** WHAT THIS TASK INVOLVES **
Check every line of the entries below for the word "OANDA", and copy the ones that have it.

** Collected data entries **
● ● ● ● ● ● ●

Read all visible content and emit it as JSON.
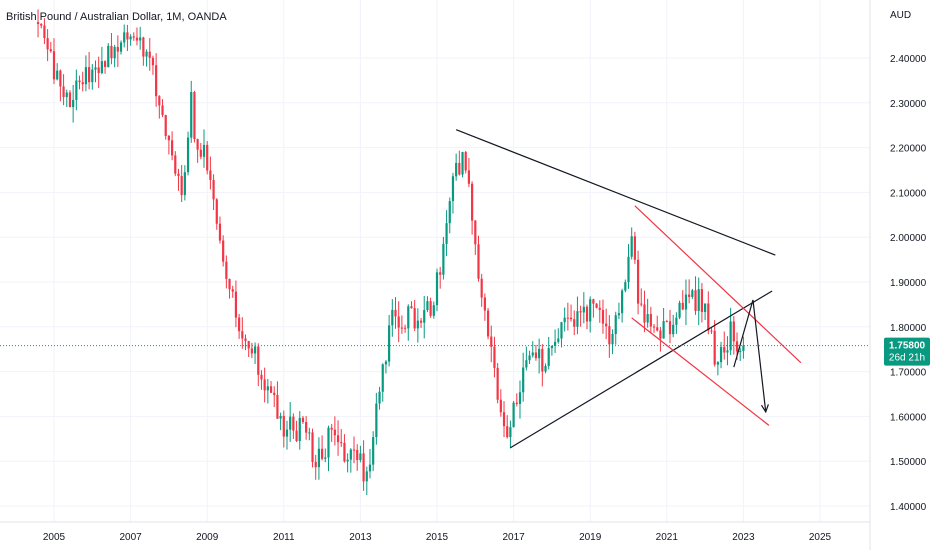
{
  "header": {
    "symbol_title": "British Pound / Australian Dollar, 1M, OANDA",
    "currency": "AUD"
  },
  "price_badge": {
    "price": "1.75800",
    "countdown": "26d 21h",
    "color": "#089981"
  },
  "colors": {
    "up": "#089981",
    "down": "#f23645",
    "background": "#ffffff",
    "trendline_black": "#131722",
    "channel_pink": "#f23645",
    "last_price_line": "#089981",
    "grid": "#f0f3fa"
  },
  "chart_data": {
    "type": "candlestick",
    "title": "British Pound / Australian Dollar, 1M, OANDA",
    "x_axis": {
      "type": "date",
      "range": [
        "2004-07",
        "2026-04"
      ],
      "tick_labels": [
        "2005",
        "2007",
        "2009",
        "2011",
        "2013",
        "2015",
        "2017",
        "2019",
        "2021",
        "2023",
        "2025"
      ]
    },
    "y_axis": {
      "unit": "AUD",
      "range": [
        1.36,
        2.49
      ],
      "tick_labels": [
        "2.40000",
        "2.30000",
        "2.20000",
        "2.10000",
        "2.00000",
        "1.90000",
        "1.80000",
        "1.70000",
        "1.60000",
        "1.50000",
        "1.40000"
      ],
      "position": "right"
    },
    "last_price": 1.758,
    "anchors": [
      [
        "2004-08",
        2.48
      ],
      [
        "2005-01",
        2.4
      ],
      [
        "2005-06",
        2.31
      ],
      [
        "2005-10",
        2.34
      ],
      [
        "2006-06",
        2.4
      ],
      [
        "2007-01",
        2.46
      ],
      [
        "2007-06",
        2.42
      ],
      [
        "2007-10",
        2.34
      ],
      [
        "2008-01",
        2.24
      ],
      [
        "2008-06",
        2.1
      ],
      [
        "2008-09",
        2.3
      ],
      [
        "2008-11",
        2.18
      ],
      [
        "2009-01",
        2.22
      ],
      [
        "2009-06",
        2.01
      ],
      [
        "2009-12",
        1.79
      ],
      [
        "2010-06",
        1.72
      ],
      [
        "2011-01",
        1.58
      ],
      [
        "2011-08",
        1.57
      ],
      [
        "2012-01",
        1.5
      ],
      [
        "2012-05",
        1.57
      ],
      [
        "2012-09",
        1.51
      ],
      [
        "2013-01",
        1.52
      ],
      [
        "2013-04",
        1.46
      ],
      [
        "2013-07",
        1.6
      ],
      [
        "2013-12",
        1.83
      ],
      [
        "2014-06",
        1.82
      ],
      [
        "2015-01",
        1.86
      ],
      [
        "2015-04",
        1.96
      ],
      [
        "2015-08",
        2.17
      ],
      [
        "2015-11",
        2.16
      ],
      [
        "2016-04",
        1.88
      ],
      [
        "2016-09",
        1.64
      ],
      [
        "2016-11",
        1.55
      ],
      [
        "2017-06",
        1.72
      ],
      [
        "2018-01",
        1.73
      ],
      [
        "2018-06",
        1.8
      ],
      [
        "2019-03",
        1.84
      ],
      [
        "2019-08",
        1.77
      ],
      [
        "2019-12",
        1.87
      ],
      [
        "2020-03",
        1.99
      ],
      [
        "2020-05",
        1.86
      ],
      [
        "2020-12",
        1.78
      ],
      [
        "2021-03",
        1.8
      ],
      [
        "2021-06",
        1.85
      ],
      [
        "2021-08",
        1.87
      ],
      [
        "2022-01",
        1.86
      ],
      [
        "2022-05",
        1.74
      ],
      [
        "2022-09",
        1.72
      ],
      [
        "2022-10",
        1.8
      ],
      [
        "2023-01",
        1.75
      ]
    ],
    "drawings": [
      {
        "type": "trendline",
        "color": "black",
        "from": [
          "2015-07",
          2.24
        ],
        "to": [
          "2023-11",
          1.96
        ]
      },
      {
        "type": "trendline",
        "color": "black",
        "from": [
          "2016-12",
          1.53
        ],
        "to": [
          "2023-10",
          1.88
        ]
      },
      {
        "type": "trendline",
        "color": "pink",
        "from": [
          "2020-03",
          2.07
        ],
        "to": [
          "2024-07",
          1.72
        ]
      },
      {
        "type": "trendline",
        "color": "pink",
        "from": [
          "2020-02",
          1.82
        ],
        "to": [
          "2023-09",
          1.58
        ]
      },
      {
        "type": "arrow",
        "color": "black",
        "points": [
          [
            "2022-10",
            1.71
          ],
          [
            "2023-04",
            1.86
          ],
          [
            "2023-08",
            1.61
          ]
        ]
      }
    ]
  }
}
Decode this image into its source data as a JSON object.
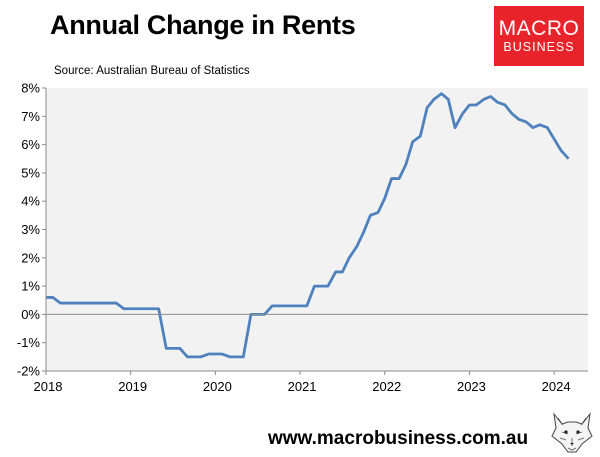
{
  "header": {
    "title": "Annual Change in Rents",
    "source": "Source: Australian Bureau of Statistics"
  },
  "logo": {
    "line1": "MACRO",
    "line2": "BUSINESS",
    "color": "#e8232a"
  },
  "footer": {
    "url": "www.macrobusiness.com.au",
    "mascot_icon": "fox-sketch-icon"
  },
  "chart_data": {
    "type": "line",
    "title": "Annual Change in Rents",
    "xlabel": "",
    "ylabel": "",
    "xlim": [
      2018,
      2024.4
    ],
    "ylim": [
      -2,
      8
    ],
    "grid": false,
    "background_color": "#f2f2f2",
    "line_color": "#4f81bd",
    "x_ticks": [
      2018,
      2019,
      2020,
      2021,
      2022,
      2023,
      2024
    ],
    "x_tick_labels": [
      "2018",
      "2019",
      "2020",
      "2021",
      "2022",
      "2023",
      "2024"
    ],
    "y_ticks": [
      -2,
      -1,
      0,
      1,
      2,
      3,
      4,
      5,
      6,
      7,
      8
    ],
    "y_tick_labels": [
      "-2%",
      "-1%",
      "0%",
      "1%",
      "2%",
      "3%",
      "4%",
      "5%",
      "6%",
      "7%",
      "8%"
    ],
    "series": [
      {
        "name": "",
        "x": [
          2018.0,
          2018.08,
          2018.17,
          2018.25,
          2018.33,
          2018.42,
          2018.5,
          2018.58,
          2018.67,
          2018.75,
          2018.83,
          2018.92,
          2019.0,
          2019.08,
          2019.17,
          2019.25,
          2019.33,
          2019.42,
          2019.5,
          2019.58,
          2019.67,
          2019.75,
          2019.83,
          2019.92,
          2020.0,
          2020.08,
          2020.17,
          2020.25,
          2020.33,
          2020.42,
          2020.5,
          2020.58,
          2020.67,
          2020.75,
          2020.83,
          2020.92,
          2021.0,
          2021.08,
          2021.17,
          2021.25,
          2021.33,
          2021.42,
          2021.5,
          2021.58,
          2021.67,
          2021.75,
          2021.83,
          2021.92,
          2022.0,
          2022.08,
          2022.17,
          2022.25,
          2022.33,
          2022.42,
          2022.5,
          2022.58,
          2022.67,
          2022.75,
          2022.83,
          2022.92,
          2023.0,
          2023.08,
          2023.17,
          2023.25,
          2023.33,
          2023.42,
          2023.5,
          2023.58,
          2023.67,
          2023.75,
          2023.83,
          2023.92,
          2024.0,
          2024.08,
          2024.17
        ],
        "y": [
          0.6,
          0.6,
          0.4,
          0.4,
          0.4,
          0.4,
          0.4,
          0.4,
          0.4,
          0.4,
          0.4,
          0.2,
          0.2,
          0.2,
          0.2,
          0.2,
          0.2,
          -1.2,
          -1.2,
          -1.2,
          -1.5,
          -1.5,
          -1.5,
          -1.4,
          -1.4,
          -1.4,
          -1.5,
          -1.5,
          -1.5,
          0.0,
          0.0,
          0.0,
          0.3,
          0.3,
          0.3,
          0.3,
          0.3,
          0.3,
          1.0,
          1.0,
          1.0,
          1.5,
          1.5,
          2.0,
          2.4,
          2.9,
          3.5,
          3.6,
          4.1,
          4.8,
          4.8,
          5.3,
          6.1,
          6.3,
          7.3,
          7.6,
          7.8,
          7.6,
          6.6,
          7.1,
          7.4,
          7.4,
          7.6,
          7.7,
          7.5,
          7.4,
          7.1,
          6.9,
          6.8,
          6.6,
          6.7,
          6.6,
          6.2,
          5.8,
          5.5
        ]
      }
    ]
  }
}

● ● ● ● ● ● ●

** EXPECTED OUTPUT **
    "symbol_title": "British Pound / Australian Dollar, 1M, OANDA",
    "title": "British Pound / Australian Dollar, 1M, OANDA",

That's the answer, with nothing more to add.